Data supplied |
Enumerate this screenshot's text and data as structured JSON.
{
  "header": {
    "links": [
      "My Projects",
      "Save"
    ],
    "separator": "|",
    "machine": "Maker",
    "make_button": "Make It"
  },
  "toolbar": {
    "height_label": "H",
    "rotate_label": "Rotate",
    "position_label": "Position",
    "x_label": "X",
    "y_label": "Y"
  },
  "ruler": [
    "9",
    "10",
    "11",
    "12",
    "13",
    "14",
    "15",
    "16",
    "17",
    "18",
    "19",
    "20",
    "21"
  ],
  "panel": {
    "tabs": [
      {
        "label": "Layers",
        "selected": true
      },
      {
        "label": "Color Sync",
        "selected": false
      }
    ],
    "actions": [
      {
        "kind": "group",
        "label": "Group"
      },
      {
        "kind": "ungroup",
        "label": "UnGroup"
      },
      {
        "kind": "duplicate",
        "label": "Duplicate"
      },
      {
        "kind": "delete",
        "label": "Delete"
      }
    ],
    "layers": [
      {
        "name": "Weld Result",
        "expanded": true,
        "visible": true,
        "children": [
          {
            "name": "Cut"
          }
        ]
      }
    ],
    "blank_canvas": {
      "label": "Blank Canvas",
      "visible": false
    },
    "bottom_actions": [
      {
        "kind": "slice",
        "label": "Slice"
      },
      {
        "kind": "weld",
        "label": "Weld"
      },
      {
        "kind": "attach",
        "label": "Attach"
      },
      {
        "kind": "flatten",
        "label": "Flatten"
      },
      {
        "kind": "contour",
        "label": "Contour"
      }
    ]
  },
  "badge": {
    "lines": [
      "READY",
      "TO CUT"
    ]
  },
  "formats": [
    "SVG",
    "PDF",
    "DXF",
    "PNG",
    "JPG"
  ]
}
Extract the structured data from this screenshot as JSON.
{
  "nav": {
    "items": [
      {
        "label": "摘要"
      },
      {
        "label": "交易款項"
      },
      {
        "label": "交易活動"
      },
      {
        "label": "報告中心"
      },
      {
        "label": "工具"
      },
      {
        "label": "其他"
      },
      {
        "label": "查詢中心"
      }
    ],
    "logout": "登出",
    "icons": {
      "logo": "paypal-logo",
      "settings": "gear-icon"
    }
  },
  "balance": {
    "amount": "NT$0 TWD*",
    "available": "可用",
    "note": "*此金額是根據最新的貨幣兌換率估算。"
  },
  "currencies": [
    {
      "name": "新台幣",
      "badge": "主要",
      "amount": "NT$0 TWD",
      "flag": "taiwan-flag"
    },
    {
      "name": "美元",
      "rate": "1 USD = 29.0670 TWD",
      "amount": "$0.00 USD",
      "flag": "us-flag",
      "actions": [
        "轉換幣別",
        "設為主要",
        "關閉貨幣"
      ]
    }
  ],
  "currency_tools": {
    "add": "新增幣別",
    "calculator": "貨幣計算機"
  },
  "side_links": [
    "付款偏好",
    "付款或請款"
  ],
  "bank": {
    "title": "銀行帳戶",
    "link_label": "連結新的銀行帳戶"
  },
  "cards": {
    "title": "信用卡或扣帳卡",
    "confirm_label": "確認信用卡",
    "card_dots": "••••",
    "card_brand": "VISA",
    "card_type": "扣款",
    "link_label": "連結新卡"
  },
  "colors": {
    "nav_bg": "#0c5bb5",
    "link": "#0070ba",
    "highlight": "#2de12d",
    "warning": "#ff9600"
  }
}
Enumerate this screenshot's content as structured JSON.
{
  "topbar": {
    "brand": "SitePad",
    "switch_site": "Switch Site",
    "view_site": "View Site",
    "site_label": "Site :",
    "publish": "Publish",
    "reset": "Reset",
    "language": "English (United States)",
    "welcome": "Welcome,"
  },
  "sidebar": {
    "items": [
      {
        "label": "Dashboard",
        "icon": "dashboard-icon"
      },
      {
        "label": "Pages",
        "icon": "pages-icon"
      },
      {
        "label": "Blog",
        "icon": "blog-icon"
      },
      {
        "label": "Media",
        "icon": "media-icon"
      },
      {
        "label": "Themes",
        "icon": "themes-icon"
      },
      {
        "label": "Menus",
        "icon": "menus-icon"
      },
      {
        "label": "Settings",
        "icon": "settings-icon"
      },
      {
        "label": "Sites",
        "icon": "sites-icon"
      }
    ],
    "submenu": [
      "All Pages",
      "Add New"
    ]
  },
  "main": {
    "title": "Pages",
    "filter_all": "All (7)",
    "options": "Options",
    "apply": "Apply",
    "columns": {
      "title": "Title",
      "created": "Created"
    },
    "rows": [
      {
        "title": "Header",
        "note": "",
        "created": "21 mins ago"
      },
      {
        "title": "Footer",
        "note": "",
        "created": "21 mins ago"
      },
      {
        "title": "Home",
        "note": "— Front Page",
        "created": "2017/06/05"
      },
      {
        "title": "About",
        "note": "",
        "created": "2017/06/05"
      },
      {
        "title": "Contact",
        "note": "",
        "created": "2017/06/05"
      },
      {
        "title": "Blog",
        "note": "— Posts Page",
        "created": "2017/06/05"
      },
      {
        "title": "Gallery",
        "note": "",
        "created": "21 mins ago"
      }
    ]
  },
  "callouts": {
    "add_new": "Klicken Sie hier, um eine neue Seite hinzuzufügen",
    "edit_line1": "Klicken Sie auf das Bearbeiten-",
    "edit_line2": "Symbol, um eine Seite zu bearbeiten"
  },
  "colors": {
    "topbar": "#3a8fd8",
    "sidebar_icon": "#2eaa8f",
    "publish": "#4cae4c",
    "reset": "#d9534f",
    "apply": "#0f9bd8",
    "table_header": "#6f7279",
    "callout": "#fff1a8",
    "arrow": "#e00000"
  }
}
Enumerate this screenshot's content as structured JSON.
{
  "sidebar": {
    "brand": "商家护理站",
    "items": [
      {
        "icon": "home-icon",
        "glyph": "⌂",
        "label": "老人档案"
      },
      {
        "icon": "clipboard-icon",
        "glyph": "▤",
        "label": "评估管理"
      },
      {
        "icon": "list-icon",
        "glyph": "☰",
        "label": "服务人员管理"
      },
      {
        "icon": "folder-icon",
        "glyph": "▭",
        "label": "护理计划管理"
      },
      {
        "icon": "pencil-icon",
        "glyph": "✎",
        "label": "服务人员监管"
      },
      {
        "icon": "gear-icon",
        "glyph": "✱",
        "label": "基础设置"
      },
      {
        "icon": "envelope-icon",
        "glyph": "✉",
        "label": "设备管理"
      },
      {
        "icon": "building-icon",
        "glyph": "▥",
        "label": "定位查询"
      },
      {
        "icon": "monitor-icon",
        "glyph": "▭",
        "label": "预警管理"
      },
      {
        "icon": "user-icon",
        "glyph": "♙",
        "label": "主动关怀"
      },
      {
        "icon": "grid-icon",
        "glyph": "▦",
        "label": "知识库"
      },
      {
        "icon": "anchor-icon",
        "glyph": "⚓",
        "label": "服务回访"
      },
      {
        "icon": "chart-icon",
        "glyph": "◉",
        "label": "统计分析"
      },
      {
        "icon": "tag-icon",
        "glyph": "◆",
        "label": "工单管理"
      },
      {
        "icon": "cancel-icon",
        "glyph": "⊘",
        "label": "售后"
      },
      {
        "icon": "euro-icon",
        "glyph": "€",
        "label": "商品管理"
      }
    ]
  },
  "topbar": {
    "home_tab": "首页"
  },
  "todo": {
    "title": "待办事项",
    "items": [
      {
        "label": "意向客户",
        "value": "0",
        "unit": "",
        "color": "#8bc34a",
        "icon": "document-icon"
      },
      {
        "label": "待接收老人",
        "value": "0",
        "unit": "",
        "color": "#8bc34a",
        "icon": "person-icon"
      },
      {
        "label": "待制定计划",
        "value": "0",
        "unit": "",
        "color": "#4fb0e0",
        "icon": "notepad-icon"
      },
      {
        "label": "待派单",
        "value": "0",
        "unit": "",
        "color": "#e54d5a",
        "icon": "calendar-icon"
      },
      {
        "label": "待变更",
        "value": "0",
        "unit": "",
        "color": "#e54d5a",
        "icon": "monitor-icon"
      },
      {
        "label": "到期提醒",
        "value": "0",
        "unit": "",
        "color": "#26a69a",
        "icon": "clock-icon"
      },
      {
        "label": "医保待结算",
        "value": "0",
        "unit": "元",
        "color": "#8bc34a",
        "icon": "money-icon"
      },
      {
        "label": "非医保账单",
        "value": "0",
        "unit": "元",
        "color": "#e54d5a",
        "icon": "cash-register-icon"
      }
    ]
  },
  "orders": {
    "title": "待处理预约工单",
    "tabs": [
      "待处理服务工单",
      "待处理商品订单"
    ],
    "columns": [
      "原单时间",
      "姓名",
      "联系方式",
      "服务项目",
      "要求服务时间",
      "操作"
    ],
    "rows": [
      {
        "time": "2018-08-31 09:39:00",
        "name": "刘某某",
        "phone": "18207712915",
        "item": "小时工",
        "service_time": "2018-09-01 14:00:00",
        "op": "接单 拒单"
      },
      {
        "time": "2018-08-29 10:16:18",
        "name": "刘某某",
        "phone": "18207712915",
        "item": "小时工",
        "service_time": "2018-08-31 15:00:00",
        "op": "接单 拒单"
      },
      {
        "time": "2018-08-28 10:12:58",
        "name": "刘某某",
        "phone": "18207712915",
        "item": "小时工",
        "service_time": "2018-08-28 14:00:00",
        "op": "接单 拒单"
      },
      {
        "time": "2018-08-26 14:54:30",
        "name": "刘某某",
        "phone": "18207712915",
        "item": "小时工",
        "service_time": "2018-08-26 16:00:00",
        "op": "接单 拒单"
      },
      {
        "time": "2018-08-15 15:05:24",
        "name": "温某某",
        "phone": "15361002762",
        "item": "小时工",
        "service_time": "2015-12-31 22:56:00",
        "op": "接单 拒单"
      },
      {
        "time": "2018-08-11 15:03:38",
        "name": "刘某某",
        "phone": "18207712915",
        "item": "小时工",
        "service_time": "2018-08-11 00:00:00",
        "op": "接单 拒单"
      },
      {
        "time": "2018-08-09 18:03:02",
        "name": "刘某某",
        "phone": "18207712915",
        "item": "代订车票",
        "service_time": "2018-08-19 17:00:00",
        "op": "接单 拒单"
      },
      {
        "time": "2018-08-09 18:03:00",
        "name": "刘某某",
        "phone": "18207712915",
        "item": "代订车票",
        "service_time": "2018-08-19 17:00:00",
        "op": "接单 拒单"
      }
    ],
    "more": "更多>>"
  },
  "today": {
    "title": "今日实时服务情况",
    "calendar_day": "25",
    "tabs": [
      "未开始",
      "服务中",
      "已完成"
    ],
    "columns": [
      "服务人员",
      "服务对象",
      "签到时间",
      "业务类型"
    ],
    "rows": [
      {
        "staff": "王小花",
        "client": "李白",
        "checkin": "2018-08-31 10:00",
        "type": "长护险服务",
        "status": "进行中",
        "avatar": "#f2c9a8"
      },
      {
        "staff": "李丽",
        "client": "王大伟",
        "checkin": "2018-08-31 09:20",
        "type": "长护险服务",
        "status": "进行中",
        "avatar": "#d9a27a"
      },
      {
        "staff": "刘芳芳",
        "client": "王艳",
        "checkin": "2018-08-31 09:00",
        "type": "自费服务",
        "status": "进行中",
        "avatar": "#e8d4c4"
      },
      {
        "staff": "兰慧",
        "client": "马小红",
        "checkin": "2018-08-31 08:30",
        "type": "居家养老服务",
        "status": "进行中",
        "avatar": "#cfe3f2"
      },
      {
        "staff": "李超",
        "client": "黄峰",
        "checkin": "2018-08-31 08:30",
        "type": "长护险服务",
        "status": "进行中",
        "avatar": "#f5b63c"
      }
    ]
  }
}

Goal of the exercise | Lines holding the word "checkin" should be counted across the entries; state only how many there are.

Expected answer | 5